Extract the full set of records that follows, word for word.

— begin —

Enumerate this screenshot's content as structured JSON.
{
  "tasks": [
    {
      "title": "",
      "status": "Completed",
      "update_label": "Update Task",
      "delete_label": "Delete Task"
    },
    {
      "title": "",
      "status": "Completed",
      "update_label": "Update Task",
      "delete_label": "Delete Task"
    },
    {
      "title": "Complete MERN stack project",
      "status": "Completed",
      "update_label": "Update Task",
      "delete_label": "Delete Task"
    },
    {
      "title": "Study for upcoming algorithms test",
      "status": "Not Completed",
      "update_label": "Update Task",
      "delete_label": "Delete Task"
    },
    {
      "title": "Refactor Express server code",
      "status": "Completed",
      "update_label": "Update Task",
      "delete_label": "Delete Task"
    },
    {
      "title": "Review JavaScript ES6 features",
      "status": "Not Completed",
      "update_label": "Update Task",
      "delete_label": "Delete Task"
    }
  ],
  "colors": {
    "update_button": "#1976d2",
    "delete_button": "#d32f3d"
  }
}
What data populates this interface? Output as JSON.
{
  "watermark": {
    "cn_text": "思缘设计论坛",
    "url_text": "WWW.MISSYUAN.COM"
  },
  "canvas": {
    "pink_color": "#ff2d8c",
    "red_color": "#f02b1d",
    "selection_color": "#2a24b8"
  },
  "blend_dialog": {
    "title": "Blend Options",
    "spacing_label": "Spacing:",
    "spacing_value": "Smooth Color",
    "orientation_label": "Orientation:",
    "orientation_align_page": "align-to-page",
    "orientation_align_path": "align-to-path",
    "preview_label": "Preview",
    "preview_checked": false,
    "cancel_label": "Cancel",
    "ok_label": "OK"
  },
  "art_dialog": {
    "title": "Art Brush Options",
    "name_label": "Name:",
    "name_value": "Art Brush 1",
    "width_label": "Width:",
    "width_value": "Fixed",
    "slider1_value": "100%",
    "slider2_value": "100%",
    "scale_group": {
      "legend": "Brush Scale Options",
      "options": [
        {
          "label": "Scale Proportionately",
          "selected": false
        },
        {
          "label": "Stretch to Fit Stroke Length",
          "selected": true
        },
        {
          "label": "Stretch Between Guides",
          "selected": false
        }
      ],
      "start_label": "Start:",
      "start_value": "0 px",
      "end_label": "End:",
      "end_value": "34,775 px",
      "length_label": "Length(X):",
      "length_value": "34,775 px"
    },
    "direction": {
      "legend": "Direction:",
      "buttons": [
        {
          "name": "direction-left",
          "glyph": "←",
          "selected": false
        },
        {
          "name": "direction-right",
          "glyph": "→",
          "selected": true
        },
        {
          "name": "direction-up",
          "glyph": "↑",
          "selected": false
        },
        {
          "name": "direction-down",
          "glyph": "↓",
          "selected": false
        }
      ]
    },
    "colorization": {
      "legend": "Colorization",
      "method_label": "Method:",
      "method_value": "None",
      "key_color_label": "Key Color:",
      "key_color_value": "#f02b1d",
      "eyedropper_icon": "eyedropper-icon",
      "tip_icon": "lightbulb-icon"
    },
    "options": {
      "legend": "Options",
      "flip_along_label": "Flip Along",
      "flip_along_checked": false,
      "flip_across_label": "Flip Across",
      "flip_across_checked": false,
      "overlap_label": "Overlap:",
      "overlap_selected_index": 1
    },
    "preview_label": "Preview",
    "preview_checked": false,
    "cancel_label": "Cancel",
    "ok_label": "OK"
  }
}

— end —

:: Response to the exercise ::
Enumerate this screenshot's content as structured JSON.
{
  "tasks": [
    {
      "title": "",
      "status": "Completed",
      "update_label": "Update Task",
      "delete_label": "Delete Task"
    },
    {
      "title": "",
      "status": "Completed",
      "update_label": "Update Task",
      "delete_label": "Delete Task"
    },
    {
      "title": "Complete MERN stack project",
      "status": "Completed",
      "update_label": "Update Task",
      "delete_label": "Delete Task"
    },
    {
      "title": "Study for upcoming algorithms test",
      "status": "Not Completed",
      "update_label": "Update Task",
      "delete_label": "Delete Task"
    },
    {
      "title": "Refactor Express server code",
      "status": "Completed",
      "update_label": "Update Task",
      "delete_label": "Delete Task"
    },
    {
      "title": "Review JavaScript ES6 features",
      "status": "Not Completed",
      "update_label": "Update Task",
      "delete_label": "Delete Task"
    }
  ],
  "colors": {
    "update_button": "#1976d2",
    "delete_button": "#d32f3d"
  }
}
What data populates this interface? Output as JSON.
{
  "watermark": {
    "cn_text": "思缘设计论坛",
    "url_text": "WWW.MISSYUAN.COM"
  },
  "canvas": {
    "pink_color": "#ff2d8c",
    "red_color": "#f02b1d",
    "selection_color": "#2a24b8"
  },
  "blend_dialog": {
    "title": "Blend Options",
    "spacing_label": "Spacing:",
    "spacing_value": "Smooth Color",
    "orientation_label": "Orientation:",
    "orientation_align_page": "align-to-page",
    "orientation_align_path": "align-to-path",
    "preview_label": "Preview",
    "preview_checked": false,
    "cancel_label": "Cancel",
    "ok_label": "OK"
  },
  "art_dialog": {
    "title": "Art Brush Options",
    "name_label": "Name:",
    "name_value": "Art Brush 1",
    "width_label": "Width:",
    "width_value": "Fixed",
    "slider1_value": "100%",
    "slider2_value": "100%",
    "scale_group": {
      "legend": "Brush Scale Options",
      "options": [
        {
          "label": "Scale Proportionately",
          "selected": false
        },
        {
          "label": "Stretch to Fit Stroke Length",
          "selected": true
        },
        {
          "label": "Stretch Between Guides",
          "selected": false
        }
      ],
      "start_label": "Start:",
      "start_value": "0 px",
      "end_label": "End:",
      "end_value": "34,775 px",
      "length_label": "Length(X):",
      "length_value": "34,775 px"
    },
    "direction": {
      "legend": "Direction:",
      "buttons": [
        {
          "name": "direction-left",
          "glyph": "←",
          "selected": false
        },
        {
          "name": "direction-right",
          "glyph": "→",
          "selected": true
        },
        {
          "name": "direction-up",
          "glyph": "↑",
          "selected": false
        },
        {
          "name": "direction-down",
          "glyph": "↓",
          "selected": false
        }
      ]
    },
    "colorization": {
      "legend": "Colorization",
      "method_label": "Method:",
      "method_value": "None",
      "key_color_label": "Key Color:",
      "key_color_value": "#f02b1d",
      "eyedropper_icon": "eyedropper-icon",
      "tip_icon": "lightbulb-icon"
    },
    "options": {
      "legend": "Options",
      "flip_along_label": "Flip Along",
      "flip_along_checked": false,
      "flip_across_label": "Flip Across",
      "flip_across_checked": false,
      "overlap_label": "Overlap:",
      "overlap_selected_index": 1
    },
    "preview_label": "Preview",
    "preview_checked": false,
    "cancel_label": "Cancel",
    "ok_label": "OK"
  }
}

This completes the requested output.